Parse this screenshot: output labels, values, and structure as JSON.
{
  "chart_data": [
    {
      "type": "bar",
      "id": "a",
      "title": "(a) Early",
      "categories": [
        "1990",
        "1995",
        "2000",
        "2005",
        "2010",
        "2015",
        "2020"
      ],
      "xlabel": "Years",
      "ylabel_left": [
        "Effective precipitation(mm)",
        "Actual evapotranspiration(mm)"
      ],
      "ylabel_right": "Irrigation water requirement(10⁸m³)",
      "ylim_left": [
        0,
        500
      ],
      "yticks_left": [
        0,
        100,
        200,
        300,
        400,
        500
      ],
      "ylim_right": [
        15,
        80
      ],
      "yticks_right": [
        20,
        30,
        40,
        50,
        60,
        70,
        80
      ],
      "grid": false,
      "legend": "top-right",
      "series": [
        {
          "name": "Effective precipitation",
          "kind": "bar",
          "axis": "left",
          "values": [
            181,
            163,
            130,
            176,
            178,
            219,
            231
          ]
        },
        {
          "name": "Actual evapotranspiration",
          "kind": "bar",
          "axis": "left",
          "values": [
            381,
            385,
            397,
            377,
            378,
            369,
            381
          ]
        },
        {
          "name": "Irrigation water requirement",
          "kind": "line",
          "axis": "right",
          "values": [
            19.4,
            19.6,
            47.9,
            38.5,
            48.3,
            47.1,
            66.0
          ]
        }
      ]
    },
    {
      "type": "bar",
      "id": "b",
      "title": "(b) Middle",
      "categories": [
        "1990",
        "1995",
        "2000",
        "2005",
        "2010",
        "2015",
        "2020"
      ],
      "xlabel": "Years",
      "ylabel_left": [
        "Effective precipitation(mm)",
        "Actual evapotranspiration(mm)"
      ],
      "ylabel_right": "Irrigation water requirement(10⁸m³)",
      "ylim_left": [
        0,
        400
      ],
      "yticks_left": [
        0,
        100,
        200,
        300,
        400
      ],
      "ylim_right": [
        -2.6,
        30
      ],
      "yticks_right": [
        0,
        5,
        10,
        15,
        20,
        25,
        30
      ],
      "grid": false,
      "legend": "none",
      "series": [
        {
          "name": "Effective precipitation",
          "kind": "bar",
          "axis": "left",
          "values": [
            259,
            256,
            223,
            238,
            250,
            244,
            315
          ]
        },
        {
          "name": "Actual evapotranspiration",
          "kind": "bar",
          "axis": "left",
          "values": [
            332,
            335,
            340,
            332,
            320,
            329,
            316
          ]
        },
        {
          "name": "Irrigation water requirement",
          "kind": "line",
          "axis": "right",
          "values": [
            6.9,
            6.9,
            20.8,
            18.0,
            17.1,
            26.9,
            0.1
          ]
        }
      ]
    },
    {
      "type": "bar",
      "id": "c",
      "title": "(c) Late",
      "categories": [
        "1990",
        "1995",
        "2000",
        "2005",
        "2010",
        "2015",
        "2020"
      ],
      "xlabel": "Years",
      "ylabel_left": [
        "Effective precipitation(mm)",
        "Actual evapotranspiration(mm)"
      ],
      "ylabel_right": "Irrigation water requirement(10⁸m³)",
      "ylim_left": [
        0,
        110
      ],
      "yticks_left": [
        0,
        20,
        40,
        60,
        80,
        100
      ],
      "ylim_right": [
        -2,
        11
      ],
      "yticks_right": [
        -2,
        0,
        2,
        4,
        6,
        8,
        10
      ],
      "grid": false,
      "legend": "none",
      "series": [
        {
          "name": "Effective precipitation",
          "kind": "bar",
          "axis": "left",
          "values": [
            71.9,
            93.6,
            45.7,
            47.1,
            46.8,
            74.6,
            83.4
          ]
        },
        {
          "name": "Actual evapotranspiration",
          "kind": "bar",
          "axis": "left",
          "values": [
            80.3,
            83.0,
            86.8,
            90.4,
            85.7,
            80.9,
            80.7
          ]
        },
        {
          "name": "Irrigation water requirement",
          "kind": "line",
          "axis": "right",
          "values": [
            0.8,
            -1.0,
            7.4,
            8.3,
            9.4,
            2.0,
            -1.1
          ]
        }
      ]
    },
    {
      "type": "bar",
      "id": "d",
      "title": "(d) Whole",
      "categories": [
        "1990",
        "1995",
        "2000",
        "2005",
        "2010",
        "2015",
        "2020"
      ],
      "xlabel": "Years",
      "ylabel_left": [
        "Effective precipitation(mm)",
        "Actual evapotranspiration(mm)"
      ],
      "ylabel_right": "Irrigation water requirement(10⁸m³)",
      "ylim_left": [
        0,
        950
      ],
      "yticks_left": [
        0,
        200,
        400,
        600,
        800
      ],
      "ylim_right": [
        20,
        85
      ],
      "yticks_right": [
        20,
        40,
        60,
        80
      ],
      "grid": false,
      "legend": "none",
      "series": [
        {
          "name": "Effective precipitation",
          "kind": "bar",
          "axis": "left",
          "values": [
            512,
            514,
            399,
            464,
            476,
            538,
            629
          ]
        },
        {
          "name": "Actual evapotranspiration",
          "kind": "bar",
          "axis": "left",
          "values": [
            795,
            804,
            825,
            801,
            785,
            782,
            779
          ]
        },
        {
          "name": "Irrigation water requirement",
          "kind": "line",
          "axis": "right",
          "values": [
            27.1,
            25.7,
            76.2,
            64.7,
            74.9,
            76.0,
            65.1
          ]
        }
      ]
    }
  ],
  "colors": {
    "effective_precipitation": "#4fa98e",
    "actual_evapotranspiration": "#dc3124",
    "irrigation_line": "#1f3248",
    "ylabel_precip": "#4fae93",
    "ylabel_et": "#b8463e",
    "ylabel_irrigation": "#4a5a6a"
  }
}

* * * *

[Aim] Quote each line of the data above exactly as written.

[Task result]
Parse this screenshot: output labels, values, and structure as JSON.
{
  "chart_data": [
    {
      "type": "bar",
      "id": "a",
      "title": "(a) Early",
      "categories": [
        "1990",
        "1995",
        "2000",
        "2005",
        "2010",
        "2015",
        "2020"
      ],
      "xlabel": "Years",
      "ylabel_left": [
        "Effective precipitation(mm)",
        "Actual evapotranspiration(mm)"
      ],
      "ylabel_right": "Irrigation water requirement(10⁸m³)",
      "ylim_left": [
        0,
        500
      ],
      "yticks_left": [
        0,
        100,
        200,
        300,
        400,
        500
      ],
      "ylim_right": [
        15,
        80
      ],
      "yticks_right": [
        20,
        30,
        40,
        50,
        60,
        70,
        80
      ],
      "grid": false,
      "legend": "top-right",
      "series": [
        {
          "name": "Effective precipitation",
          "kind": "bar",
          "axis": "left",
          "values": [
            181,
            163,
            130,
            176,
            178,
            219,
            231
          ]
        },
        {
          "name": "Actual evapotranspiration",
          "kind": "bar",
          "axis": "left",
          "values": [
            381,
            385,
            397,
            377,
            378,
            369,
            381
          ]
        },
        {
          "name": "Irrigation water requirement",
          "kind": "line",
          "axis": "right",
          "values": [
            19.4,
            19.6,
            47.9,
            38.5,
            48.3,
            47.1,
            66.0
          ]
        }
      ]
    },
    {
      "type": "bar",
      "id": "b",
      "title": "(b) Middle",
      "categories": [
        "1990",
        "1995",
        "2000",
        "2005",
        "2010",
        "2015",
        "2020"
      ],
      "xlabel": "Years",
      "ylabel_left": [
        "Effective precipitation(mm)",
        "Actual evapotranspiration(mm)"
      ],
      "ylabel_right": "Irrigation water requirement(10⁸m³)",
      "ylim_left": [
        0,
        400
      ],
      "yticks_left": [
        0,
        100,
        200,
        300,
        400
      ],
      "ylim_right": [
        -2.6,
        30
      ],
      "yticks_right": [
        0,
        5,
        10,
        15,
        20,
        25,
        30
      ],
      "grid": false,
      "legend": "none",
      "series": [
        {
          "name": "Effective precipitation",
          "kind": "bar",
          "axis": "left",
          "values": [
            259,
            256,
            223,
            238,
            250,
            244,
            315
          ]
        },
        {
          "name": "Actual evapotranspiration",
          "kind": "bar",
          "axis": "left",
          "values": [
            332,
            335,
            340,
            332,
            320,
            329,
            316
          ]
        },
        {
          "name": "Irrigation water requirement",
          "kind": "line",
          "axis": "right",
          "values": [
            6.9,
            6.9,
            20.8,
            18.0,
            17.1,
            26.9,
            0.1
          ]
        }
      ]
    },
    {
      "type": "bar",
      "id": "c",
      "title": "(c) Late",
      "categories": [
        "1990",
        "1995",
        "2000",
        "2005",
        "2010",
        "2015",
        "2020"
      ],
      "xlabel": "Years",
      "ylabel_left": [
        "Effective precipitation(mm)",
        "Actual evapotranspiration(mm)"
      ],
      "ylabel_right": "Irrigation water requirement(10⁸m³)",
      "ylim_left": [
        0,
        110
      ],
      "yticks_left": [
        0,
        20,
        40,
        60,
        80,
        100
      ],
      "ylim_right": [
        -2,
        11
      ],
      "yticks_right": [
        -2,
        0,
        2,
        4,
        6,
        8,
        10
      ],
      "grid": false,
      "legend": "none",
      "series": [
        {
          "name": "Effective precipitation",
          "kind": "bar",
          "axis": "left",
          "values": [
            71.9,
            93.6,
            45.7,
            47.1,
            46.8,
            74.6,
            83.4
          ]
        },
        {
          "name": "Actual evapotranspiration",
          "kind": "bar",
          "axis": "left",
          "values": [
            80.3,
            83.0,
            86.8,
            90.4,
            85.7,
            80.9,
            80.7
          ]
        },
        {
          "name": "Irrigation water requirement",
          "kind": "line",
          "axis": "right",
          "values": [
            0.8,
            -1.0,
            7.4,
            8.3,
            9.4,
            2.0,
            -1.1
          ]
        }
      ]
    },
    {
      "type": "bar",
      "id": "d",
      "title": "(d) Whole",
      "categories": [
        "1990",
        "1995",
        "2000",
        "2005",
        "2010",
        "2015",
        "2020"
      ],
      "xlabel": "Years",
      "ylabel_left": [
        "Effective precipitation(mm)",
        "Actual evapotranspiration(mm)"
      ],
      "ylabel_right": "Irrigation water requirement(10⁸m³)",
      "ylim_left": [
        0,
        950
      ],
      "yticks_left": [
        0,
        200,
        400,
        600,
        800
      ],
      "ylim_right": [
        20,
        85
      ],
      "yticks_right": [
        20,
        40,
        60,
        80
      ],
      "grid": false,
      "legend": "none",
      "series": [
        {
          "name": "Effective precipitation",
          "kind": "bar",
          "axis": "left",
          "values": [
            512,
            514,
            399,
            464,
            476,
            538,
            629
          ]
        },
        {
          "name": "Actual evapotranspiration",
          "kind": "bar",
          "axis": "left",
          "values": [
            795,
            804,
            825,
            801,
            785,
            782,
            779
          ]
        },
        {
          "name": "Irrigation water requirement",
          "kind": "line",
          "axis": "right",
          "values": [
            27.1,
            25.7,
            76.2,
            64.7,
            74.9,
            76.0,
            65.1
          ]
        }
      ]
    }
  ],
  "colors": {
    "effective_precipitation": "#4fa98e",
    "actual_evapotranspiration": "#dc3124",
    "irrigation_line": "#1f3248",
    "ylabel_precip": "#4fae93",
    "ylabel_et": "#b8463e",
    "ylabel_irrigation": "#4a5a6a"
  }
}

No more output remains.